# DATA LISTING
— start —

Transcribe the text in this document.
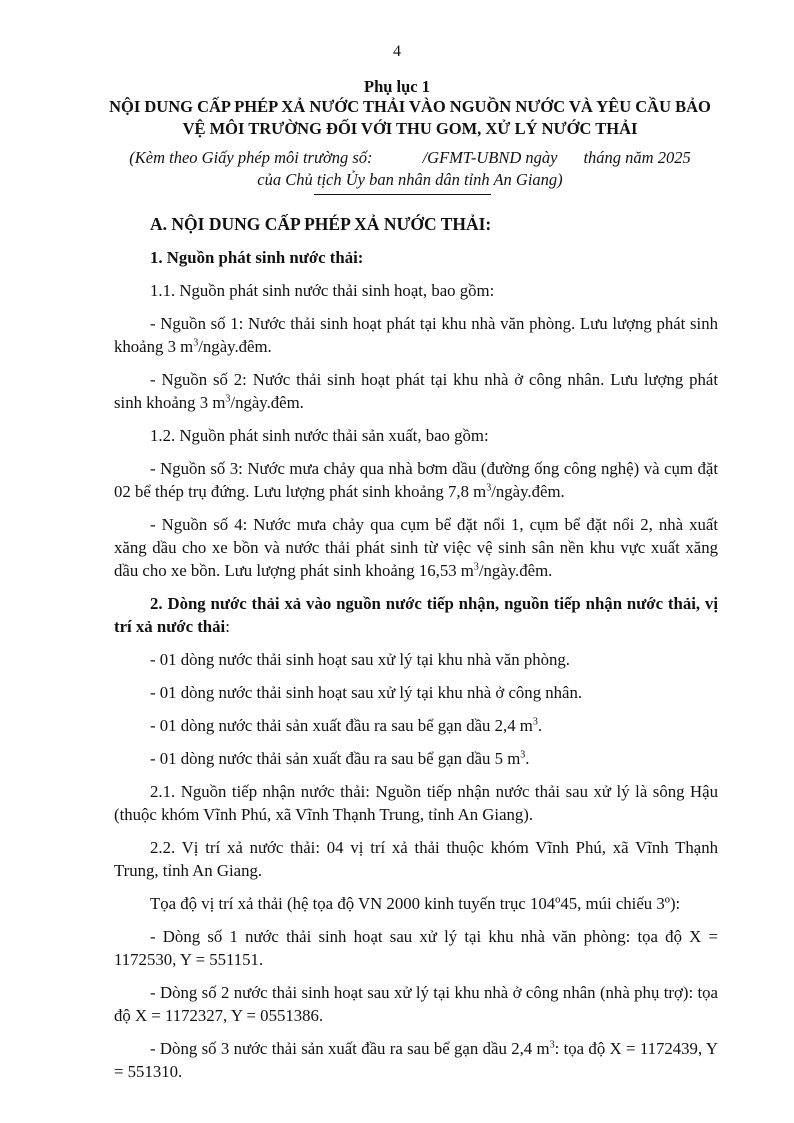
4
Phụ lục 1
NỘI DUNG CẤP PHÉP XẢ NƯỚC THẢI VÀO NGUỒN NƯỚC VÀ YÊU CẦU BẢO VỆ MÔI TRƯỜNG ĐỐI VỚI THU GOM, XỬ LÝ NƯỚC THẢI
(Kèm theo Giấy phép môi trường số:	/GFMT-UBND ngày tháng năm 2025 của Chủ tịch Ủy ban nhân dân tỉnh An Giang)

A. NỘI DUNG CẤP PHÉP XẢ NƯỚC THẢI:

1. Nguồn phát sinh nước thải:

1.1. Nguồn phát sinh nước thải sinh hoạt, bao gồm:

- Nguồn số 1: Nước thải sinh hoạt phát tại khu nhà văn phòng. Lưu lượng phát sinh khoảng 3 $m^3/ngày.đêm$.

- Nguồn số 2: Nước thải sinh hoạt phát tại khu nhà ở công nhân. Lưu lượng phát sinh khoảng 3 $m^3/ngày.đêm$.

1.2. Nguồn phát sinh nước thải sản xuất, bao gồm:

- Nguồn số 3: Nước mưa chảy qua nhà bơm dầu (đường ống công nghệ) và cụm đặt 02 bể thép trụ đứng. Lưu lượng phát sinh khoảng 7,8 $m^3/ngày.đêm$.

- Nguồn số 4: Nước mưa chảy qua cụm bể đặt nổi 1, cụm bể đặt nổi 2, nhà xuất xăng dầu cho xe bồn và nước thải phát sinh từ việc vệ sinh sân nền khu vực xuất xăng dầu cho xe bồn. Lưu lượng phát sinh khoảng 16,53 $m^3/ngày.đêm$.

2. Dòng nước thải xả vào nguồn nước tiếp nhận, nguồn tiếp nhận nước thải, vị trí xả nước thải:

- 01 dòng nước thải sinh hoạt sau xử lý tại khu nhà văn phòng.

- 01 dòng nước thải sinh hoạt sau xử lý tại khu nhà ở công nhân.

- 01 dòng nước thải sản xuất đầu ra sau bể gạn dầu 2,4 $m^3$.

- 01 dòng nước thải sản xuất đầu ra sau bể gạn dầu 5 $m^3$.

2.1. Nguồn tiếp nhận nước thải: Nguồn tiếp nhận nước thải sau xử lý là sông Hậu (thuộc khóm Vĩnh Phú, xã Vĩnh Thạnh Trung, tỉnh An Giang).

2.2. Vị trí xả nước thải: 04 vị trí xả thải thuộc khóm Vĩnh Phú, xã Vĩnh Thạnh Trung, tỉnh An Giang.

Tọa độ vị trí xả thải (hệ tọa độ VN 2000 kinh tuyến trục 104º45, múi chiếu 3º):

- Dòng số 1 nước thải sinh hoạt sau xử lý tại khu nhà văn phòng: tọa độ X = 1172530, Y = 551151.

- Dòng số 2 nước thải sinh hoạt sau xử lý tại khu nhà ở công nhân (nhà phụ trợ): tọa độ X = 1172327, Y = 0551386.

- Dòng số 3 nước thải sản xuất đầu ra sau bể gạn dầu 2,4 $m^3$: tọa độ X = 1172439, Y = 551310.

— end —

Reproduce each line exactly, please, except for any pictures.

Transcribe the text in this document.
4
Phụ lục 1
NỘI DUNG CẤP PHÉP XẢ NƯỚC THẢI VÀO NGUỒN NƯỚC VÀ YÊU CẦU BẢO VỆ MÔI TRƯỜNG ĐỐI VỚI THU GOM, XỬ LÝ NƯỚC THẢI
(Kèm theo Giấy phép môi trường số:	/GFMT-UBND ngày tháng năm 2025 của Chủ tịch Ủy ban nhân dân tỉnh An Giang)

A. NỘI DUNG CẤP PHÉP XẢ NƯỚC THẢI:

1. Nguồn phát sinh nước thải:

1.1. Nguồn phát sinh nước thải sinh hoạt, bao gồm:

- Nguồn số 1: Nước thải sinh hoạt phát tại khu nhà văn phòng. Lưu lượng phát sinh khoảng 3 $m^3/ngày.đêm$.

- Nguồn số 2: Nước thải sinh hoạt phát tại khu nhà ở công nhân. Lưu lượng phát sinh khoảng 3 $m^3/ngày.đêm$.

1.2. Nguồn phát sinh nước thải sản xuất, bao gồm:

- Nguồn số 3: Nước mưa chảy qua nhà bơm dầu (đường ống công nghệ) và cụm đặt 02 bể thép trụ đứng. Lưu lượng phát sinh khoảng 7,8 $m^3/ngày.đêm$.

- Nguồn số 4: Nước mưa chảy qua cụm bể đặt nổi 1, cụm bể đặt nổi 2, nhà xuất xăng dầu cho xe bồn và nước thải phát sinh từ việc vệ sinh sân nền khu vực xuất xăng dầu cho xe bồn. Lưu lượng phát sinh khoảng 16,53 $m^3/ngày.đêm$.

2. Dòng nước thải xả vào nguồn nước tiếp nhận, nguồn tiếp nhận nước thải, vị trí xả nước thải:

- 01 dòng nước thải sinh hoạt sau xử lý tại khu nhà văn phòng.

- 01 dòng nước thải sinh hoạt sau xử lý tại khu nhà ở công nhân.

- 01 dòng nước thải sản xuất đầu ra sau bể gạn dầu 2,4 $m^3$.

- 01 dòng nước thải sản xuất đầu ra sau bể gạn dầu 5 $m^3$.

2.1. Nguồn tiếp nhận nước thải: Nguồn tiếp nhận nước thải sau xử lý là sông Hậu (thuộc khóm Vĩnh Phú, xã Vĩnh Thạnh Trung, tỉnh An Giang).

2.2. Vị trí xả nước thải: 04 vị trí xả thải thuộc khóm Vĩnh Phú, xã Vĩnh Thạnh Trung, tỉnh An Giang.

Tọa độ vị trí xả thải (hệ tọa độ VN 2000 kinh tuyến trục 104º45, múi chiếu 3º):

- Dòng số 1 nước thải sinh hoạt sau xử lý tại khu nhà văn phòng: tọa độ X = 1172530, Y = 551151.

- Dòng số 2 nước thải sinh hoạt sau xử lý tại khu nhà ở công nhân (nhà phụ trợ): tọa độ X = 1172327, Y = 0551386.

- Dòng số 3 nước thải sản xuất đầu ra sau bể gạn dầu 2,4 $m^3$: tọa độ X = 1172439, Y = 551310.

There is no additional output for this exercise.